What is expected:
Give the count of lines in the data that include "Краткое", with no other words.

Input data:
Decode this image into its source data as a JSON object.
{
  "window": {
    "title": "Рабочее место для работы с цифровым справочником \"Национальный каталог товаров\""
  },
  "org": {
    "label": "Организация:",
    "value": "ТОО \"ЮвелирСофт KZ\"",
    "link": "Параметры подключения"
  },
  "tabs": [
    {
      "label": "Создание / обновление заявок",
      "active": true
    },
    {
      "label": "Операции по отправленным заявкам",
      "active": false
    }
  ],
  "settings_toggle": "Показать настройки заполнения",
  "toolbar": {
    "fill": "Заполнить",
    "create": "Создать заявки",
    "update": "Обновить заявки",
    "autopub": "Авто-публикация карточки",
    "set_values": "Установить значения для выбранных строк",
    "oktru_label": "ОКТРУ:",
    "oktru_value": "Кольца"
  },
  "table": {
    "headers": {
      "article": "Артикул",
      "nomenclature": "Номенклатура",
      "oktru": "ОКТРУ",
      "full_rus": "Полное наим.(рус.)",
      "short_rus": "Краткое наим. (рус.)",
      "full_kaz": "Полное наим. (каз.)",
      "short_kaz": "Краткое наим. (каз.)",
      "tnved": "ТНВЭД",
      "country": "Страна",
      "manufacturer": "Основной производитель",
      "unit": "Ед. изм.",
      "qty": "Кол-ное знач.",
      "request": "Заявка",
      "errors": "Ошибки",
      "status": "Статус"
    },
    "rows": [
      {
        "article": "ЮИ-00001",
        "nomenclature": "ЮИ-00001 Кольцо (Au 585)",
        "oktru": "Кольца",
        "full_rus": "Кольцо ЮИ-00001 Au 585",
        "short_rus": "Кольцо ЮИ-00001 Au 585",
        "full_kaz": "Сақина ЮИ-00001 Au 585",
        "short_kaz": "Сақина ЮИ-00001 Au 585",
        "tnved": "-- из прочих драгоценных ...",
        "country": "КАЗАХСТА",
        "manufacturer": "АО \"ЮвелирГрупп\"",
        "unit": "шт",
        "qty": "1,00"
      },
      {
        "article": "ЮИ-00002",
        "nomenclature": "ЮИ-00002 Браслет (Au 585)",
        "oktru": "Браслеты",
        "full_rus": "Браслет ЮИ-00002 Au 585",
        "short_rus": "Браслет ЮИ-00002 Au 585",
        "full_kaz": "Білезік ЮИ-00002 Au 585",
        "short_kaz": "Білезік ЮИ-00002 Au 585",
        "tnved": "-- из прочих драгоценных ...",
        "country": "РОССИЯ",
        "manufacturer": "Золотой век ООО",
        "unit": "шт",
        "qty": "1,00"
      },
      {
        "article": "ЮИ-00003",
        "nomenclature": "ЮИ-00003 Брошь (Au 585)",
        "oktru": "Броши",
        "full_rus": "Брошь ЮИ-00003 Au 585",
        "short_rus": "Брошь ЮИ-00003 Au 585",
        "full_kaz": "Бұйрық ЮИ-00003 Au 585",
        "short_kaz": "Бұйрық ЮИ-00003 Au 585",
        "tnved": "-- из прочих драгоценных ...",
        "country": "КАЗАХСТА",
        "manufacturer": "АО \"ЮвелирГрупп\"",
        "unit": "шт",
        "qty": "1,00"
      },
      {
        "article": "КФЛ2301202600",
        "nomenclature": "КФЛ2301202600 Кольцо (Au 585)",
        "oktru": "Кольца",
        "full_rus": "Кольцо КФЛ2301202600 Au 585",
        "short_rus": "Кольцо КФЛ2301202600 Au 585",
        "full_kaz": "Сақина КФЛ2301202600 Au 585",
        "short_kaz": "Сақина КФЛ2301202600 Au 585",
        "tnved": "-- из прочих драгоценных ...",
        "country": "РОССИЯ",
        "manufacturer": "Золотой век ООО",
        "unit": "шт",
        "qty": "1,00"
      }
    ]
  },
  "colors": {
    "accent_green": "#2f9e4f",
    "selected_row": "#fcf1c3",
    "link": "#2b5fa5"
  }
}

Task result:
2